Collected data:
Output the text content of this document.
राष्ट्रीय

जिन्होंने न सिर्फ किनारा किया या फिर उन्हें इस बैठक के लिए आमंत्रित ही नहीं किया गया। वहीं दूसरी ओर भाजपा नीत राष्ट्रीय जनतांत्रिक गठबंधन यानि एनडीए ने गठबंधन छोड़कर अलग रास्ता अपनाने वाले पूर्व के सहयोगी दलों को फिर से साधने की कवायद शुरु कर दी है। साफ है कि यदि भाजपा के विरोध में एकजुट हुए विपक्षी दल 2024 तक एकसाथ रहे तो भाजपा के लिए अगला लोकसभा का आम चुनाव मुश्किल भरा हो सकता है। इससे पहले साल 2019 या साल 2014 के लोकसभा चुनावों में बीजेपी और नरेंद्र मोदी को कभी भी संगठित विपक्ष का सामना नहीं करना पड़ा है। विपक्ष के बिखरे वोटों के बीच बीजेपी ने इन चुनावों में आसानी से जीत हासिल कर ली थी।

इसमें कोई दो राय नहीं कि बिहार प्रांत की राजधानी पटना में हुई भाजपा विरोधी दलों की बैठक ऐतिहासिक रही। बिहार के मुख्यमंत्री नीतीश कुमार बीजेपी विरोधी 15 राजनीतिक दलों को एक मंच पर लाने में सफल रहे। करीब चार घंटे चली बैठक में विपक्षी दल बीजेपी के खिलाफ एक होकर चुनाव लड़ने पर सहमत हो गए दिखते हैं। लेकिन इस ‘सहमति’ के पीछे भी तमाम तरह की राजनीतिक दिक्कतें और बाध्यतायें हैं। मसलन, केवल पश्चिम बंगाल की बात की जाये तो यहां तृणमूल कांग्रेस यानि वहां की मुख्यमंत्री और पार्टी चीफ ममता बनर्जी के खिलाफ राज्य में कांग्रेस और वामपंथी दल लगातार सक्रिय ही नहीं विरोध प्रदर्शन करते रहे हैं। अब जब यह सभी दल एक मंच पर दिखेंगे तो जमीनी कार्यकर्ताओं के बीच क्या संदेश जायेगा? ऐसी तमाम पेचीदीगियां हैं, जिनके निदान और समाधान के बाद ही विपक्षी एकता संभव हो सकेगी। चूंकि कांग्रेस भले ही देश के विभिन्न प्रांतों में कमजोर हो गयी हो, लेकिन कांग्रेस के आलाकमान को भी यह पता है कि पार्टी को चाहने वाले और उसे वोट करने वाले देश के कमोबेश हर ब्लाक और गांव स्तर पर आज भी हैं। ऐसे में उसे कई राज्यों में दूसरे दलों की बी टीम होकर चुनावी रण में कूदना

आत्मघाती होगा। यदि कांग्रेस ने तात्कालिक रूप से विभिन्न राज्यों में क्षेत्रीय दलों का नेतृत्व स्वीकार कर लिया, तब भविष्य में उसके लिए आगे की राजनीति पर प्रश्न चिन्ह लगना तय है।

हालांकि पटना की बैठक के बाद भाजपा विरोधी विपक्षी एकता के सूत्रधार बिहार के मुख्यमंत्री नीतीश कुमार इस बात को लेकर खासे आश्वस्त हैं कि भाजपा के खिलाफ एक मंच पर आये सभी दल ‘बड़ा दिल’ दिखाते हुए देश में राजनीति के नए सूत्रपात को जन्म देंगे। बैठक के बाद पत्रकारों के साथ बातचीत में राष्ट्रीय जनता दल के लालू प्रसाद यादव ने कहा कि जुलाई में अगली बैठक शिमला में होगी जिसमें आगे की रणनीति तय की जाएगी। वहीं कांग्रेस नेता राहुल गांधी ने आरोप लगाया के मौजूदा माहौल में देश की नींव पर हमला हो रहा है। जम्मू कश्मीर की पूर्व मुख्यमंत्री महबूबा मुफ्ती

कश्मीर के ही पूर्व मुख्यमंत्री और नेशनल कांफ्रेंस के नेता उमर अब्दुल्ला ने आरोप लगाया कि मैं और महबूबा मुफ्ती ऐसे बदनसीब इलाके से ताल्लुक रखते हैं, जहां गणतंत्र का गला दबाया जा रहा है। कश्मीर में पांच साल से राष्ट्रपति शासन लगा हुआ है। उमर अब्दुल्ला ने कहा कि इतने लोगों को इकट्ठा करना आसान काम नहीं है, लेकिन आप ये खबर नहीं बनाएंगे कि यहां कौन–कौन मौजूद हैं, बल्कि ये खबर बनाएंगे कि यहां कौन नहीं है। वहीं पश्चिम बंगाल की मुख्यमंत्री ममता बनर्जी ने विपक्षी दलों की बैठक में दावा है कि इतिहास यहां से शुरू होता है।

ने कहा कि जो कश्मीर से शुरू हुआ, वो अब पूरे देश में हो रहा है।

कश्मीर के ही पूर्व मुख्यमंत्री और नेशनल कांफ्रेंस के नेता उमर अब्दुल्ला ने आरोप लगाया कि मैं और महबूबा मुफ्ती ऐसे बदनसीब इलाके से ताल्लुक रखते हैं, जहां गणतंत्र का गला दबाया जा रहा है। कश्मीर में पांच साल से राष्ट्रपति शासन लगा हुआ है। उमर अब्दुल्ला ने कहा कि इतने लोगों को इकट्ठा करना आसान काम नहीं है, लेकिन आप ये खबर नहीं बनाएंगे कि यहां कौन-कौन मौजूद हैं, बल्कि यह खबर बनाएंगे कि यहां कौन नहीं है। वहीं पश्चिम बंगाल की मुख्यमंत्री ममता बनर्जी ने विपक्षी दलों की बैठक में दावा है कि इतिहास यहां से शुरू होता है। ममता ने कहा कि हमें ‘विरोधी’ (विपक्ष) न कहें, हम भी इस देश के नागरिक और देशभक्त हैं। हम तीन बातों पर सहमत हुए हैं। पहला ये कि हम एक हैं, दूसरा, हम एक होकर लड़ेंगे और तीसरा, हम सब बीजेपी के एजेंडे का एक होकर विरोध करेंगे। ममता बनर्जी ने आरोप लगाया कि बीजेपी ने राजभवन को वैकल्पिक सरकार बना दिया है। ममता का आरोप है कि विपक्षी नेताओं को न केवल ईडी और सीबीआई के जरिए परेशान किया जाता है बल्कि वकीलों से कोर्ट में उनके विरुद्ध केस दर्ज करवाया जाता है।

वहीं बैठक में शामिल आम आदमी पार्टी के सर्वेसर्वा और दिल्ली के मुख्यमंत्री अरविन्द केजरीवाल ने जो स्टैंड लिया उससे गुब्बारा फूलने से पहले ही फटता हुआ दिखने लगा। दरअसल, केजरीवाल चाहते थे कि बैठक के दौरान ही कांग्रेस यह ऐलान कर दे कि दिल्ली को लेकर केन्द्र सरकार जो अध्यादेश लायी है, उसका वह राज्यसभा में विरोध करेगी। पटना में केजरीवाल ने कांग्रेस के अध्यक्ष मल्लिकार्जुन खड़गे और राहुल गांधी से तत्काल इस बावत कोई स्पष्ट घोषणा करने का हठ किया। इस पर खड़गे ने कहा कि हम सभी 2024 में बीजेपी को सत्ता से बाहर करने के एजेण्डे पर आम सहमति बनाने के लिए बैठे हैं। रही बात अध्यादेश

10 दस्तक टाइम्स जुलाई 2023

> [The exercise]:
Above are the records. Copy every line in them holding "बदनस".

> [Output for this exercise]:
कश्मीर के ही पूर्व मुख्यमंत्री और नेशनल कांफ्रेंस के नेता उमर अब्दुल्ला ने आरोप लगाया कि मैं और महबूबा मुफ्ती ऐसे बदनसीब इलाके से ताल्लुक रखते हैं, जहां गणतंत्र का गला दबाया जा रहा है। कश्मीर में पांच साल से राष्ट्रपति शासन लगा हुआ है। उमर अब्दुल्ला ने कहा कि इतने लोगों को इकट्ठा करना आसान काम नहीं है, लेकिन आप ये खबर नहीं बनाएंगे कि यहां कौन–कौन मौजूद हैं, बल्कि ये खबर बनाएंगे कि यहां कौन नहीं है। वहीं पश्चिम बंगाल की मुख्यमंत्री ममता बनर्जी ने विपक्षी दलों की बैठक में दावा है कि इतिहास यहां से शुरू होता है।
कश्मीर के ही पूर्व मुख्यमंत्री और नेशनल कांफ्रेंस के नेता उमर अब्दुल्ला ने आरोप लगाया कि मैं और महबूबा मुफ्ती ऐसे बदनसीब इलाके से ताल्लुक रखते हैं, जहां गणतंत्र का गला दबाया जा रहा है। कश्मीर में पांच साल से राष्ट्रपति शासन लगा हुआ है। उमर अब्दुल्ला ने कहा कि इतने लोगों को इकट्ठा करना आसान काम नहीं है, लेकिन आप ये खबर नहीं बनाएंगे कि यहां कौन-कौन मौजूद हैं, बल्कि यह खबर बनाएंगे कि यहां कौन नहीं है। वहीं पश्चिम बंगाल की मुख्यमंत्री ममता बनर्जी ने विपक्षी दलों की बैठक में दावा है कि इतिहास यहां से शुरू होता है। ममता ने कहा कि हमें ‘विरोधी’ (विपक्ष) न कहें, हम भी इस देश के नागरिक और देशभक्त हैं। हम तीन बातों पर सहमत हुए हैं। पहला ये कि हम एक हैं, दूसरा, हम एक होकर लड़ेंगे और तीसरा, हम सब बीजेपी के एजेंडे का एक होकर विरोध करेंगे। ममता बनर्जी ने आरोप लगाया कि बीजेपी ने राजभवन को वैकल्पिक सरकार बना दिया है। ममता का आरोप है कि विपक्षी नेताओं को न केवल ईडी और सीबीआई के जरिए परेशान किया जाता है बल्कि वकीलों से कोर्ट में उनके विरुद्ध केस दर्ज करवाया जाता है।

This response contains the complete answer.